→ What you will do: Turn the entries below into a JSON list of strings, with each line as its own string and blank lines dropped. Leave the pictures out of your answer.
====
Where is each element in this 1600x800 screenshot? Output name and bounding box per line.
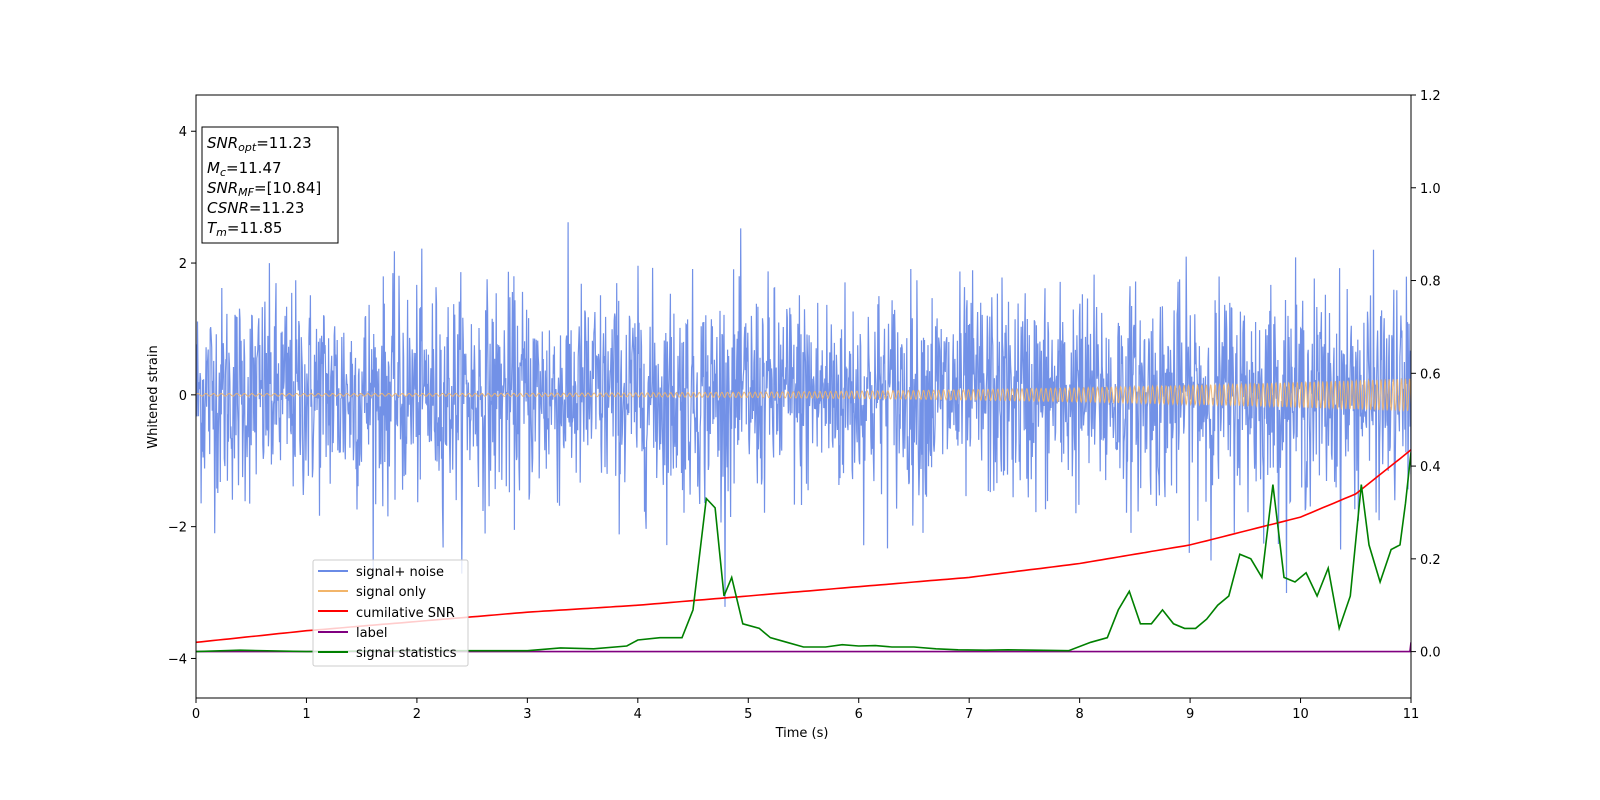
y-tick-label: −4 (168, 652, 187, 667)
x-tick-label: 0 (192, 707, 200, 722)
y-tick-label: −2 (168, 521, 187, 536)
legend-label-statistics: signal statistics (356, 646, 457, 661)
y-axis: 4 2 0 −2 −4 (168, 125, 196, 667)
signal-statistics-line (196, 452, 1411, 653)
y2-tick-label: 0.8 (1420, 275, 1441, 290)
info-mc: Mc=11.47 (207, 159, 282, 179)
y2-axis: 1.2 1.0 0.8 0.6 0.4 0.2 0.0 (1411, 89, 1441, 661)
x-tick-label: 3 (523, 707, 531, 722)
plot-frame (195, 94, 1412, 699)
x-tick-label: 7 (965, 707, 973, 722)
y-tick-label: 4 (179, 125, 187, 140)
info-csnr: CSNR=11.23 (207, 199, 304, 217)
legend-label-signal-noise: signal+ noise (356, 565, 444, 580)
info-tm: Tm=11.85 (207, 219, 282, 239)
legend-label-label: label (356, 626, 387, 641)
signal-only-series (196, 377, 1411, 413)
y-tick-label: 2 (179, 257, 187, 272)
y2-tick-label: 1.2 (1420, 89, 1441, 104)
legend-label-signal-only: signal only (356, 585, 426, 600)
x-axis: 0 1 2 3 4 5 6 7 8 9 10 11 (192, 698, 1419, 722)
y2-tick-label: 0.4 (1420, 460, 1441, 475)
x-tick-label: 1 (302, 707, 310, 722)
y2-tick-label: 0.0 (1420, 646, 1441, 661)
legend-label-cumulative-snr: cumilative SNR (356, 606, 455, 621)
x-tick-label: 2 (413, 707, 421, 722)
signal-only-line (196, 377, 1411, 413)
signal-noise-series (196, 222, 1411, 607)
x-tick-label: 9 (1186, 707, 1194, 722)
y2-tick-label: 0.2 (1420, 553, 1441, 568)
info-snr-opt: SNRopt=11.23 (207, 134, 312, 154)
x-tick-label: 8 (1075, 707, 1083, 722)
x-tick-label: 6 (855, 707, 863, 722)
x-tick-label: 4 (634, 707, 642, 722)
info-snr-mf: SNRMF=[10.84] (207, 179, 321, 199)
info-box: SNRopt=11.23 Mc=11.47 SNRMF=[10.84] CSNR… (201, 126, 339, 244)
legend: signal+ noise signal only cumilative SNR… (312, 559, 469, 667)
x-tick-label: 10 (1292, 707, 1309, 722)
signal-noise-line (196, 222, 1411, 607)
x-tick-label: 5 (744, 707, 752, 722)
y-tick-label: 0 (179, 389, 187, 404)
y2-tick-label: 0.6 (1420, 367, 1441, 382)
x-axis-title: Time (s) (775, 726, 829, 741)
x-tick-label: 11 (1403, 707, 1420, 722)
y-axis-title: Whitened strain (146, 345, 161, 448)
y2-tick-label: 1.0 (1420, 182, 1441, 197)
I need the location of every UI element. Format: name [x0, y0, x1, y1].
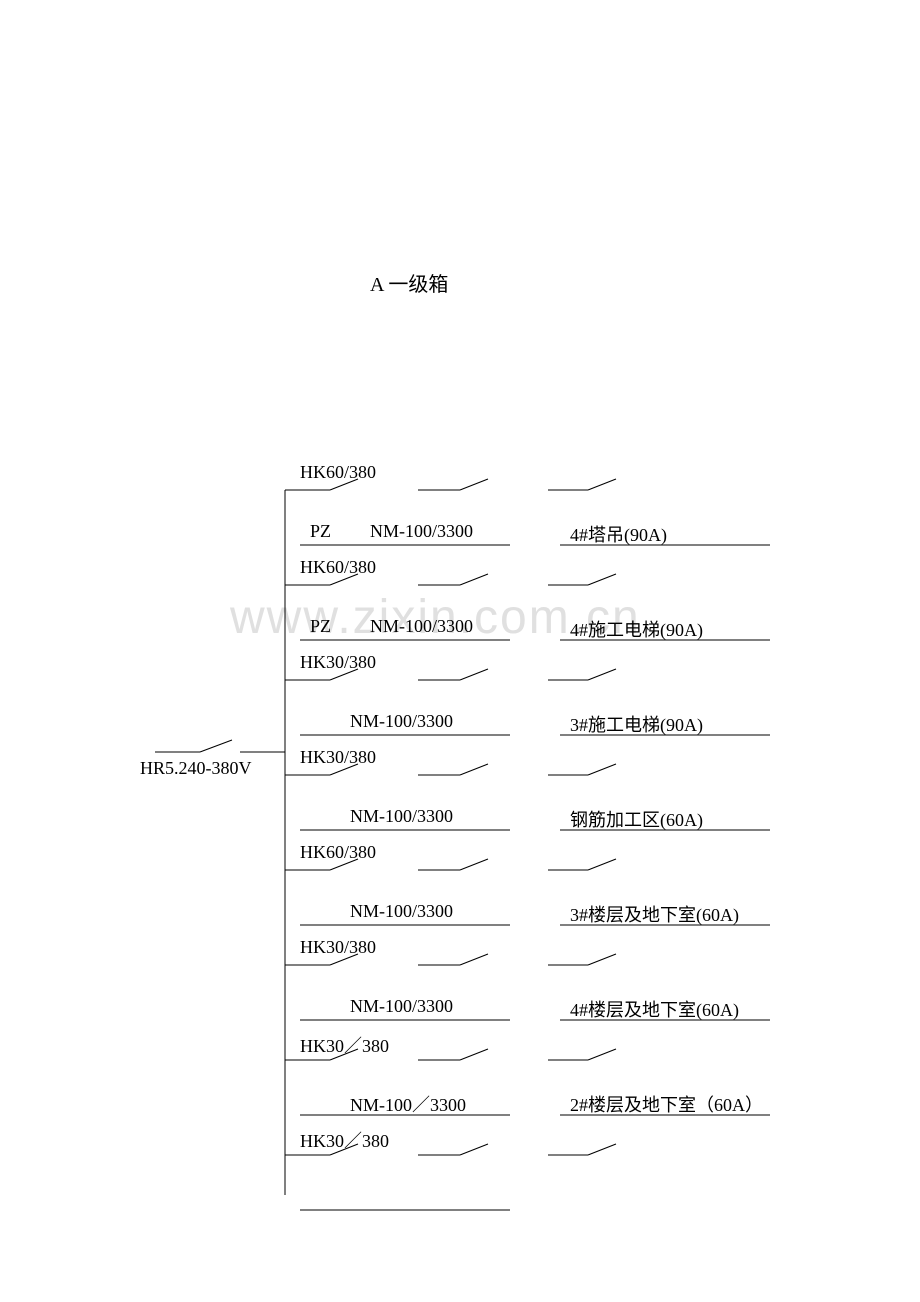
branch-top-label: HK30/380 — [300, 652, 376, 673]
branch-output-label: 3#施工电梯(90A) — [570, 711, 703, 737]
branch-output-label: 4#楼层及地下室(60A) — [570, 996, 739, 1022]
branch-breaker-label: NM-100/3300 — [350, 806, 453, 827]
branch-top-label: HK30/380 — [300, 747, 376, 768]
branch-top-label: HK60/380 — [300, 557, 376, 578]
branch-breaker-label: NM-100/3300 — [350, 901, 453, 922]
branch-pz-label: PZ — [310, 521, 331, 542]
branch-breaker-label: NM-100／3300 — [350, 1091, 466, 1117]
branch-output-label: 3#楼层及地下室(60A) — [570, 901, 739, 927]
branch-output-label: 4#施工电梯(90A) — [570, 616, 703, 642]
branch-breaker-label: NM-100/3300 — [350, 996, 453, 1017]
====
→ Answer:
[
  "Where is each element in this 1600x800 screenshot? Output name and bounding box per line.",
  "y-tick-label: −4 (168, 652, 187, 667)",
  "x-tick-label: 0 (192, 707, 200, 722)",
  "y-tick-label: −2 (168, 521, 187, 536)",
  "legend-label-statistics: signal statistics (356, 646, 457, 661)",
  "y-axis: 4 2 0 −2 −4 (168, 125, 196, 667)",
  "signal-statistics-line (196, 452, 1411, 653)",
  "y2-tick-label: 0.8 (1420, 275, 1441, 290)",
  "info-mc: Mc=11.47 (207, 159, 282, 179)",
  "y2-axis: 1.2 1.0 0.8 0.6 0.4 0.2 0.0 (1411, 89, 1441, 661)",
  "x-tick-label: 3 (523, 707, 531, 722)",
  "plot-frame (195, 94, 1412, 699)",
  "x-tick-label: 7 (965, 707, 973, 722)",
  "y-tick-label: 4 (179, 125, 187, 140)",
  "info-csnr: CSNR=11.23 (207, 199, 304, 217)",
  "legend-label-signal-noise: signal+ noise (356, 565, 444, 580)",
  "info-tm: Tm=11.85 (207, 219, 282, 239)",
  "legend-label-label: label (356, 626, 387, 641)",
  "signal-only-series (196, 377, 1411, 413)",
  "y-tick-label: 2 (179, 257, 187, 272)",
  "y2-tick-label: 1.2 (1420, 89, 1441, 104)",
  "legend-label-signal-only: signal only (356, 585, 426, 600)",
  "x-axis: 0 1 2 3 4 5 6 7 8 9 10 11 (192, 698, 1419, 722)",
  "y2-tick-label: 0.4 (1420, 460, 1441, 475)",
  "x-tick-label: 1 (302, 707, 310, 722)",
  "y2-tick-label: 0.0 (1420, 646, 1441, 661)",
  "legend-label-cumulative-snr: cumilative SNR (356, 606, 455, 621)",
  "x-tick-label: 2 (413, 707, 421, 722)",
  "signal-only-line (196, 377, 1411, 413)",
  "signal-noise-series (196, 222, 1411, 607)",
  "x-tick-label: 9 (1186, 707, 1194, 722)",
  "y2-tick-label: 0.2 (1420, 553, 1441, 568)",
  "info-snr-opt: SNRopt=11.23 (207, 134, 312, 154)",
  "x-tick-label: 8 (1075, 707, 1083, 722)",
  "x-tick-label: 6 (855, 707, 863, 722)",
  "x-tick-label: 4 (634, 707, 642, 722)",
  "info-snr-mf: SNRMF=[10.84] (207, 179, 321, 199)",
  "info-box: SNRopt=11.23 Mc=11.47 SNRMF=[10.84] CSNR… (201, 126, 339, 244)",
  "legend: signal+ noise signal only cumilative SNR… (312, 559, 469, 667)",
  "x-tick-label: 10 (1292, 707, 1309, 722)",
  "signal-noise-line (196, 222, 1411, 607)",
  "x-tick-label: 5 (744, 707, 752, 722)",
  "y-tick-label: 0 (179, 389, 187, 404)",
  "y2-tick-label: 0.6 (1420, 367, 1441, 382)",
  "x-axis-title: Time (s) (775, 726, 829, 741)",
  "x-tick-label: 11 (1403, 707, 1420, 722)",
  "y-axis-title: Whitened strain (146, 345, 161, 448)",
  "y2-tick-label: 1.0 (1420, 182, 1441, 197)",
  "I need the location of every UI element. Format: name [x0, y0, x1, y1].",
  "branch-top-label: HK30/380 — [300, 652, 376, 673]",
  "branch-output-label: 3#施工电梯(90A) — [570, 711, 703, 737]",
  "branch-output-label: 4#楼层及地下室(60A) — [570, 996, 739, 1022]",
  "branch-breaker-label: NM-100/3300 — [350, 806, 453, 827]",
  "branch-top-label: HK30/380 — [300, 747, 376, 768]",
  "branch-top-label: HK60/380 — [300, 557, 376, 578]",
  "branch-breaker-label: NM-100/3300 — [350, 901, 453, 922]",
  "branch-pz-label: PZ — [310, 521, 331, 542]",
  "branch-breaker-label: NM-100／3300 — [350, 1091, 466, 1117]",
  "branch-output-label: 3#楼层及地下室(60A) — [570, 901, 739, 927]",
  "branch-output-label: 4#施工电梯(90A) — [570, 616, 703, 642]",
  "branch-breaker-label: NM-100/3300 — [350, 996, 453, 1017]"
]